*** Records shown

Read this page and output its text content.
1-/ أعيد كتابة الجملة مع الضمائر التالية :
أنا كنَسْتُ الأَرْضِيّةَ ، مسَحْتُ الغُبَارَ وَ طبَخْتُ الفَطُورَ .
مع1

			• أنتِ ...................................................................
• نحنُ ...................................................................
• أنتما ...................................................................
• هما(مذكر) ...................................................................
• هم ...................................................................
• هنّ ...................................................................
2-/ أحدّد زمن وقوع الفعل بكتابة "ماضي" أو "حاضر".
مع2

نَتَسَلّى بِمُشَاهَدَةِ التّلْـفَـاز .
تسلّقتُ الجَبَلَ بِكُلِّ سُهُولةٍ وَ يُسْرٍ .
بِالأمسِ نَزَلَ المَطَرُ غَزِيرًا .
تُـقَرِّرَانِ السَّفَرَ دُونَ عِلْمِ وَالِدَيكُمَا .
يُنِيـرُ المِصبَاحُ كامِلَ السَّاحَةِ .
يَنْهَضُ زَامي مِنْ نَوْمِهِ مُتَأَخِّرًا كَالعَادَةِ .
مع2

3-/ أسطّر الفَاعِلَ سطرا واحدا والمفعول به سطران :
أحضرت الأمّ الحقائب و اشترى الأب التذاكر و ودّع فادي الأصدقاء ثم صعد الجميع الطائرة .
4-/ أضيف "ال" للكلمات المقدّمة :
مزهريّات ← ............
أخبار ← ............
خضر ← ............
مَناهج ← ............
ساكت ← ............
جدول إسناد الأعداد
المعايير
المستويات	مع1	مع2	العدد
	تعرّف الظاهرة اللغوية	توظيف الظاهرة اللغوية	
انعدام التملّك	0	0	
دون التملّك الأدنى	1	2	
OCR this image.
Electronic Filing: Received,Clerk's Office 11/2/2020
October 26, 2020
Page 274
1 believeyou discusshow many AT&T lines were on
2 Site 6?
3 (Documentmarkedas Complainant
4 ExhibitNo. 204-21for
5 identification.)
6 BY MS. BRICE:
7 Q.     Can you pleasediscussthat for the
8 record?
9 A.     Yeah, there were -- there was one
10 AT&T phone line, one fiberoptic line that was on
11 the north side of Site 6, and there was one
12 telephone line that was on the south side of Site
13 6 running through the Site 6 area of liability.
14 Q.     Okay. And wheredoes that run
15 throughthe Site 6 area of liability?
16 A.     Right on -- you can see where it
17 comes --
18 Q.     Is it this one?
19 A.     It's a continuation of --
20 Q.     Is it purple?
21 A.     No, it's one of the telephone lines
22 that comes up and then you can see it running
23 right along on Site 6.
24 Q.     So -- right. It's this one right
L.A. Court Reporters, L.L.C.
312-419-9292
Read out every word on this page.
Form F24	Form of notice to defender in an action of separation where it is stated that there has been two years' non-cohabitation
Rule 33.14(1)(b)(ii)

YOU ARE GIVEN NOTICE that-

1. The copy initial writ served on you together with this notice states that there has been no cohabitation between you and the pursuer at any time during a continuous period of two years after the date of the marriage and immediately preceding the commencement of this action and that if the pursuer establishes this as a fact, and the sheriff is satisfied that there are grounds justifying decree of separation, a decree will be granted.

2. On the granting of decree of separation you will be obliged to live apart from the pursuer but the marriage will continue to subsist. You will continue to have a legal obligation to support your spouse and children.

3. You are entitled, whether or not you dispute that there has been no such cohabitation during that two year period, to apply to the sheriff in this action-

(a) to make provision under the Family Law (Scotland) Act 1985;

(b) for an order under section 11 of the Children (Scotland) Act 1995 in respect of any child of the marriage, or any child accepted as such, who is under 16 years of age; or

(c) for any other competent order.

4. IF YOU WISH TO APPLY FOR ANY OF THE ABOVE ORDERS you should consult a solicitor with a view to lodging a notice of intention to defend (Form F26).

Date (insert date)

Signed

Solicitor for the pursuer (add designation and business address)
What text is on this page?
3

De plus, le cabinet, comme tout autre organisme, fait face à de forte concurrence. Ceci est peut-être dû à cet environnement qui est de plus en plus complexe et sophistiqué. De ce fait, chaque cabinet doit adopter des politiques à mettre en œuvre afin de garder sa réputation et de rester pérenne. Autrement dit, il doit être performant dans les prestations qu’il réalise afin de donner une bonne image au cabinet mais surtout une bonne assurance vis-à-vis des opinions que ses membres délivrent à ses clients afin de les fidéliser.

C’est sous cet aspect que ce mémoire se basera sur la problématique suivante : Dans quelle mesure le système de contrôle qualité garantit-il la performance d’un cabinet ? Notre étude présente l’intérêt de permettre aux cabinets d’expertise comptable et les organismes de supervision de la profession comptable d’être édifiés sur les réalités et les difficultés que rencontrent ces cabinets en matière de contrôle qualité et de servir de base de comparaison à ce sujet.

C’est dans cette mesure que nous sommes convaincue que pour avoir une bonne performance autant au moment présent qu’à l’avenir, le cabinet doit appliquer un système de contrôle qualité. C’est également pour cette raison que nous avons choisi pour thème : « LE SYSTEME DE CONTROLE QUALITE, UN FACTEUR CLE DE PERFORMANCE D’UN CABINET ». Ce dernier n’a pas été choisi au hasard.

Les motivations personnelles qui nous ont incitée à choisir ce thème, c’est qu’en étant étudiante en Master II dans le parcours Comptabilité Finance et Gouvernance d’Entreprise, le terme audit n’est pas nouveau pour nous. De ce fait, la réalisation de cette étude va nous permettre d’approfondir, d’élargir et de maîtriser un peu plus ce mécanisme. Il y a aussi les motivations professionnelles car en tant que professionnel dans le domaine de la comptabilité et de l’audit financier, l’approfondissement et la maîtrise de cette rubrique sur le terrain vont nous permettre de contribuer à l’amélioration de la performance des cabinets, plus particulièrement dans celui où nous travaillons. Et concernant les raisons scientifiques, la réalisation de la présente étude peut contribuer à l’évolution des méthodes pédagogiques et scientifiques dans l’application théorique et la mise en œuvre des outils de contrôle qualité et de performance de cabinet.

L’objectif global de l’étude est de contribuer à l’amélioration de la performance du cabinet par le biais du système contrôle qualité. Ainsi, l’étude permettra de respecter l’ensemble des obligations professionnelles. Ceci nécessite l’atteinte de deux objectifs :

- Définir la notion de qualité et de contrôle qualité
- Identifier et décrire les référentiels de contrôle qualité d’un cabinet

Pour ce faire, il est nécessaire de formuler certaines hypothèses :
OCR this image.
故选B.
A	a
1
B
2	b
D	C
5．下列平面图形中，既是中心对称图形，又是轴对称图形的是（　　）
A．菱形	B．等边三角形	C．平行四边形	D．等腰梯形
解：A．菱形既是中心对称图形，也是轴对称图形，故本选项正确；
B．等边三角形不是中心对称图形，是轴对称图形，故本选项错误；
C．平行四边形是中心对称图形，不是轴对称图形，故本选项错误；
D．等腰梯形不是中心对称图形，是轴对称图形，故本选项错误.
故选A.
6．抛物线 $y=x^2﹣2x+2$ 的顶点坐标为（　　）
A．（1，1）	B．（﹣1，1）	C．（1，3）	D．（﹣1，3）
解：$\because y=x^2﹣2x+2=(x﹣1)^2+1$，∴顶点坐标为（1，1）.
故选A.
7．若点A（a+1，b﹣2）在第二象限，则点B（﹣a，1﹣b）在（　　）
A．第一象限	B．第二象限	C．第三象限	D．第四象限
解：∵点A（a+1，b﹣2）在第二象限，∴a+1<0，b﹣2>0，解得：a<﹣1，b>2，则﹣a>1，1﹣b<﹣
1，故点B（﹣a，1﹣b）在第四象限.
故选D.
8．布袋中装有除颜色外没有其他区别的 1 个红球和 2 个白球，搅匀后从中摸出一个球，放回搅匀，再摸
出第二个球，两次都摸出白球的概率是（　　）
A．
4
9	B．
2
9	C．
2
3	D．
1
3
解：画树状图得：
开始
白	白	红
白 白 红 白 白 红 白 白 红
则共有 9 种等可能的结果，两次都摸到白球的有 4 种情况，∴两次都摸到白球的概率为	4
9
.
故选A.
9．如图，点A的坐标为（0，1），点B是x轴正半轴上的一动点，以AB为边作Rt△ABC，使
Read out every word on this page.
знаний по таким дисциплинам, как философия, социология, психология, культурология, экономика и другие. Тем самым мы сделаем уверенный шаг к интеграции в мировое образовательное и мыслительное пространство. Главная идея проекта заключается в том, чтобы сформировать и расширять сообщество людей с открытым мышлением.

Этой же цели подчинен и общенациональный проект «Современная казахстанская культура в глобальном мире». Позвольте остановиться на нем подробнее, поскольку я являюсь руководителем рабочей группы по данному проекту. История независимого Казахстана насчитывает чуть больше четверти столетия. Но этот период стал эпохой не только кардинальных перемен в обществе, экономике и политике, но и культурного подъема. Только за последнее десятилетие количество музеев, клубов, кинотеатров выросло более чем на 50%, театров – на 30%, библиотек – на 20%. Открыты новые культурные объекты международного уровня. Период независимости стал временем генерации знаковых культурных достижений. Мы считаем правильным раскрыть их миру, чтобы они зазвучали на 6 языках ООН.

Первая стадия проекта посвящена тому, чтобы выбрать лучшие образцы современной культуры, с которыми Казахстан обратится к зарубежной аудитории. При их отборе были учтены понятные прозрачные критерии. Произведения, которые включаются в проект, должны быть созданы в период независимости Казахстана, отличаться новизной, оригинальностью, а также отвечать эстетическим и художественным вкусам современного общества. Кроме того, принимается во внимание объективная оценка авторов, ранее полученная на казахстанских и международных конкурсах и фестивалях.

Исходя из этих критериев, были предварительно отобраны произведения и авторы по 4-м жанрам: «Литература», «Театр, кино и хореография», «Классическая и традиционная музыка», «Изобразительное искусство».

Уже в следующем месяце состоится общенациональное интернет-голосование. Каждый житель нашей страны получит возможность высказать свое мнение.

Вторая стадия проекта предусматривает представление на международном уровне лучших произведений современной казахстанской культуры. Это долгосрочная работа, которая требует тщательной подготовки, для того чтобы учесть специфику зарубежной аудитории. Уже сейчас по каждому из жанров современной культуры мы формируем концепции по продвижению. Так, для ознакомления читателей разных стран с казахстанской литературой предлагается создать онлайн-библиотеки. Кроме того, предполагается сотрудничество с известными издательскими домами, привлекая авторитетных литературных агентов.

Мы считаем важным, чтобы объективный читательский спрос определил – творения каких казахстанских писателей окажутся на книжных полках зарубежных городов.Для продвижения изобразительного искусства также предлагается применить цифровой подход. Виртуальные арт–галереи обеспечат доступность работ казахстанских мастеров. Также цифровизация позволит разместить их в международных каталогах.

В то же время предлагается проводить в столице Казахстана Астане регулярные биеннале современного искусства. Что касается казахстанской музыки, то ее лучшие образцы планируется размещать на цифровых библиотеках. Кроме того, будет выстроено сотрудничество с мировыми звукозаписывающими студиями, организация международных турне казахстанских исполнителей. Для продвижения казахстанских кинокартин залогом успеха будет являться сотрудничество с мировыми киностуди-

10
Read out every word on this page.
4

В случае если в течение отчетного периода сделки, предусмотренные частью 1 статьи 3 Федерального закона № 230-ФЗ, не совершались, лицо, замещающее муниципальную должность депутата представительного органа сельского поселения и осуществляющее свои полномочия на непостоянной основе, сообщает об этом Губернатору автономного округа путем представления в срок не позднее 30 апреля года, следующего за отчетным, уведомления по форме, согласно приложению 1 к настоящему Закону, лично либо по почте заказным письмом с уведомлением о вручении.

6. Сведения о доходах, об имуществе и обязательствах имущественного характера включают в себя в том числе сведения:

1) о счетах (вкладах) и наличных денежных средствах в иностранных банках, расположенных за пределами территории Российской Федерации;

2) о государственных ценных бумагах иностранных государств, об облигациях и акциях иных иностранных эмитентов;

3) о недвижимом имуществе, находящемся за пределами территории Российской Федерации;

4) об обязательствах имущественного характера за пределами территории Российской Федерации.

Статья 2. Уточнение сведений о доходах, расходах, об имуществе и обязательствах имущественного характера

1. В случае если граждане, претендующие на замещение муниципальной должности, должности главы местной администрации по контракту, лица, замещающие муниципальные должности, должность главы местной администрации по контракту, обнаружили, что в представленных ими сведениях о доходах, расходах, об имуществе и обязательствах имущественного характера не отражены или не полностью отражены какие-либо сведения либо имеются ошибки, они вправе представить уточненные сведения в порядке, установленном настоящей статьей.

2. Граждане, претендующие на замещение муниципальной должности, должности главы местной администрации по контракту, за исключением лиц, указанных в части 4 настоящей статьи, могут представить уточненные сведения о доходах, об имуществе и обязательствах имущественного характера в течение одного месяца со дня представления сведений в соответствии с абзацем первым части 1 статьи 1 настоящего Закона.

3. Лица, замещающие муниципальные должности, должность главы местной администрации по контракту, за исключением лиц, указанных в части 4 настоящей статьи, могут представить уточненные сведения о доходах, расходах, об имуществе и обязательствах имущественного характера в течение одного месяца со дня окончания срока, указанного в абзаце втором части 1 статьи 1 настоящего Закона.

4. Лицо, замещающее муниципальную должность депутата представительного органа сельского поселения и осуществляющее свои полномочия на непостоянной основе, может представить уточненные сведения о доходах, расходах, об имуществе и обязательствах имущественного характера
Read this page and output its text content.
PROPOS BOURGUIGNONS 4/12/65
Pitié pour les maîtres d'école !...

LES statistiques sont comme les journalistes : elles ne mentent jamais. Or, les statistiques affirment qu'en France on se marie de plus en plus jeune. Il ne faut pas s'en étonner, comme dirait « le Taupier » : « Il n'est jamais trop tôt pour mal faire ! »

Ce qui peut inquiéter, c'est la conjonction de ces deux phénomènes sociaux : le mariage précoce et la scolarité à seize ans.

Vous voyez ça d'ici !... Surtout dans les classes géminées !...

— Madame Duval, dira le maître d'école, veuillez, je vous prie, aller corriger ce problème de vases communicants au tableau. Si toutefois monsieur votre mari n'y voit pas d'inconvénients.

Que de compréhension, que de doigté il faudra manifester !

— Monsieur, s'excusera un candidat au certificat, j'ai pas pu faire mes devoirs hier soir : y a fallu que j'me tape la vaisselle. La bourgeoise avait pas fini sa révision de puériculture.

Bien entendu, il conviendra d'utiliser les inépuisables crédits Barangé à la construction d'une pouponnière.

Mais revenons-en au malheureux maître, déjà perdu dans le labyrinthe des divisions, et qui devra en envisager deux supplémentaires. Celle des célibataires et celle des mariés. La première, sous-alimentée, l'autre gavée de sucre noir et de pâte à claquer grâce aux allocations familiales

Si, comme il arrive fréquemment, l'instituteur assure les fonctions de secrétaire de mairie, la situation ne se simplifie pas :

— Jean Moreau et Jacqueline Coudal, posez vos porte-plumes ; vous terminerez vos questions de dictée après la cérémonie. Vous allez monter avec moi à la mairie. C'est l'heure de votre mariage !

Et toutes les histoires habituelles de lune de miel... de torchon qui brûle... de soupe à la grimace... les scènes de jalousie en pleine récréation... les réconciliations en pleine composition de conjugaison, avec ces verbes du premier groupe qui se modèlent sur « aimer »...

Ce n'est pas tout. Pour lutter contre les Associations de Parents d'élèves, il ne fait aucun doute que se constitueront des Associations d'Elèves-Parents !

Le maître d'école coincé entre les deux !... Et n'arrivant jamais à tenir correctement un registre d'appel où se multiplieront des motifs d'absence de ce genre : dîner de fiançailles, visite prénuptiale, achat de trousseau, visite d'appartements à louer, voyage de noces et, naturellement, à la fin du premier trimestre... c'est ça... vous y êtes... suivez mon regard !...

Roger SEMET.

******

The request = Report every line containing the word "comes" from the listing above.

Written solution =
17 comes --
22 that comes up and then you can see it running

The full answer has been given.